Exercise objective
Identify the lines holding "text" and copy them.
--- Begin Records provided ---
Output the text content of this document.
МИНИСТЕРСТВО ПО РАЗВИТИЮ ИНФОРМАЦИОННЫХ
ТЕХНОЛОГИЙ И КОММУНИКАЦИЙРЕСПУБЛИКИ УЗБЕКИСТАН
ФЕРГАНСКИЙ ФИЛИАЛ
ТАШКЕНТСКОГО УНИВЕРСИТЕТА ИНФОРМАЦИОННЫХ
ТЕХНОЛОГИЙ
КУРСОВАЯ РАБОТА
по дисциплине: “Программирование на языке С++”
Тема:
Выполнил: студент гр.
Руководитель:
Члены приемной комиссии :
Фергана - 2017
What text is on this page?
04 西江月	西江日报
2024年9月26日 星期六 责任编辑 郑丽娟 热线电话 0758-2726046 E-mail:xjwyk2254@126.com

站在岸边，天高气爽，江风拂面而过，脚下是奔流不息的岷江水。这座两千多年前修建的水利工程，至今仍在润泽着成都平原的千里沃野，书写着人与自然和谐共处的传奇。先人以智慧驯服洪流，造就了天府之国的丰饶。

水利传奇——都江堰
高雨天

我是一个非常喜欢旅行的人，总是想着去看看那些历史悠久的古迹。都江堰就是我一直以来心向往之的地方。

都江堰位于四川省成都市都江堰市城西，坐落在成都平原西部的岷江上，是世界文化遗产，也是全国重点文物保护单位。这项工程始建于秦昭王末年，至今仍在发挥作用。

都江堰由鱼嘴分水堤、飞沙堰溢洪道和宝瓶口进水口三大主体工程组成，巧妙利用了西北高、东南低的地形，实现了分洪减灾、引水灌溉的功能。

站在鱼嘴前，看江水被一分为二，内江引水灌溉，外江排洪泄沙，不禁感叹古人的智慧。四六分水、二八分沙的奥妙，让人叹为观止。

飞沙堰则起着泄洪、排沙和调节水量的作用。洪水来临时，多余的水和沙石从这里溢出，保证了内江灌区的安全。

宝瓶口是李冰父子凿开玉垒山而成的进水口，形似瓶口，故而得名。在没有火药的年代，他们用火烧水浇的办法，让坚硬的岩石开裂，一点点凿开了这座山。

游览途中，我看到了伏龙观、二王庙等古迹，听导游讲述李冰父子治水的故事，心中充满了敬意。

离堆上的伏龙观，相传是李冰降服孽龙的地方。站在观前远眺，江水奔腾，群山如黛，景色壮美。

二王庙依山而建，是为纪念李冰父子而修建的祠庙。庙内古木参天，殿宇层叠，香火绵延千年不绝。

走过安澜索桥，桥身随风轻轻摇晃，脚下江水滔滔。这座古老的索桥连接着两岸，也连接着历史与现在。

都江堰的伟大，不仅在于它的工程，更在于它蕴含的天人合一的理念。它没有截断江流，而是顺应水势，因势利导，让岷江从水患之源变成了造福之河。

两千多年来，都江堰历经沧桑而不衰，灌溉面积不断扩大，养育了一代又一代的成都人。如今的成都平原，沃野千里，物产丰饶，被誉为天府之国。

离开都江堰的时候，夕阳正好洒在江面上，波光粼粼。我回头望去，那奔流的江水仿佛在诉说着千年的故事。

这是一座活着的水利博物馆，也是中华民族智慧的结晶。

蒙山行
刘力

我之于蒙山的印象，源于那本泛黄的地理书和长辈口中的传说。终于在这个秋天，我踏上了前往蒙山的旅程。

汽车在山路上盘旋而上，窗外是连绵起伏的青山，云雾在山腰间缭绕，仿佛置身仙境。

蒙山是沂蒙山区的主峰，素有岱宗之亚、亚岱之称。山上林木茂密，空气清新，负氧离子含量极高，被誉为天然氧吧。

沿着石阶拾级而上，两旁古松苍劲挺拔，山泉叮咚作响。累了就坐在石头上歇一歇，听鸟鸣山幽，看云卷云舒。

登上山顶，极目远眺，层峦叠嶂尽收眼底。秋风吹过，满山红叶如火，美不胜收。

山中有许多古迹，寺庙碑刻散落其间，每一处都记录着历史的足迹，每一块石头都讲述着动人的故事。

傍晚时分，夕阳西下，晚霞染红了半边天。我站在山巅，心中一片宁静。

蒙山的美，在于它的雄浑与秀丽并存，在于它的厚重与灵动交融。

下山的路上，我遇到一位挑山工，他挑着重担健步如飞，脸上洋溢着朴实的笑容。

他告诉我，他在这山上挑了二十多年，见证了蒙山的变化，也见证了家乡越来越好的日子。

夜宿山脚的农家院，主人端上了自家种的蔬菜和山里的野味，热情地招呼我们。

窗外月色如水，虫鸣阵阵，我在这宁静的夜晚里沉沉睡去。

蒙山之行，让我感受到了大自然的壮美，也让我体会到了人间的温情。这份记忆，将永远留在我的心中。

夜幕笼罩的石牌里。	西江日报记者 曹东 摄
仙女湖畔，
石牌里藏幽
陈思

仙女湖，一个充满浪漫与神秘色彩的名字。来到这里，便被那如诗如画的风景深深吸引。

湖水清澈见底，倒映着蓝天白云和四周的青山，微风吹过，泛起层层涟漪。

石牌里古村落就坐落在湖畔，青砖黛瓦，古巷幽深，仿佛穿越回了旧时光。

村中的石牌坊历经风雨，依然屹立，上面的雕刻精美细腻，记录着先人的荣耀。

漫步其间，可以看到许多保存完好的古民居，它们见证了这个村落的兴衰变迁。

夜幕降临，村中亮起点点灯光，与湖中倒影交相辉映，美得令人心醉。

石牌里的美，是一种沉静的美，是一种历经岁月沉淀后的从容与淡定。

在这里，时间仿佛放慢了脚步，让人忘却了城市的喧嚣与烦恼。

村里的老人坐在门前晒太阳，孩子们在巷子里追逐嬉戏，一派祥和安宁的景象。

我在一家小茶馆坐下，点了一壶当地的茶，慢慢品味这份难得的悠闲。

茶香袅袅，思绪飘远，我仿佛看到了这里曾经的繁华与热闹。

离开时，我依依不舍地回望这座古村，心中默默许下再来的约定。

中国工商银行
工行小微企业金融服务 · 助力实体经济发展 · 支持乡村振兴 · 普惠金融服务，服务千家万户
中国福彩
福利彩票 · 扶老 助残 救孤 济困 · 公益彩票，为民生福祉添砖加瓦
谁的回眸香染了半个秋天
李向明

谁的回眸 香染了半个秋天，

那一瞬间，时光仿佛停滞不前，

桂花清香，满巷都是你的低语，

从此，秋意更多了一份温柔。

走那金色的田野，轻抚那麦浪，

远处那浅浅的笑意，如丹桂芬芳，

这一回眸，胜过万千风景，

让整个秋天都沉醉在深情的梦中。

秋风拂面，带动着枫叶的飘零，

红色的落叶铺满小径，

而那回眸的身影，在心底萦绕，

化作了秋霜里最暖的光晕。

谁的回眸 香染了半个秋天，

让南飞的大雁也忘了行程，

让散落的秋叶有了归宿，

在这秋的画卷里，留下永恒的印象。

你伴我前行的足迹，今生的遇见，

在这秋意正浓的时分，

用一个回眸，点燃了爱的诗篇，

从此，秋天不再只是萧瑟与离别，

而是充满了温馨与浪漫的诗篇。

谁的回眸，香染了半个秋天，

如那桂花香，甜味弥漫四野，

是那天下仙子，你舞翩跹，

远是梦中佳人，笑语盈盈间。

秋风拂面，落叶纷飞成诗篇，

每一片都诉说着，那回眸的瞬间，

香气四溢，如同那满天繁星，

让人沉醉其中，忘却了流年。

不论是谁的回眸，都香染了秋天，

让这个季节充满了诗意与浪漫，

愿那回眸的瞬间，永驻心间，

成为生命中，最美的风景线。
--- End Records provided ---
Task output
Output the text content of this document.
What text is on this page?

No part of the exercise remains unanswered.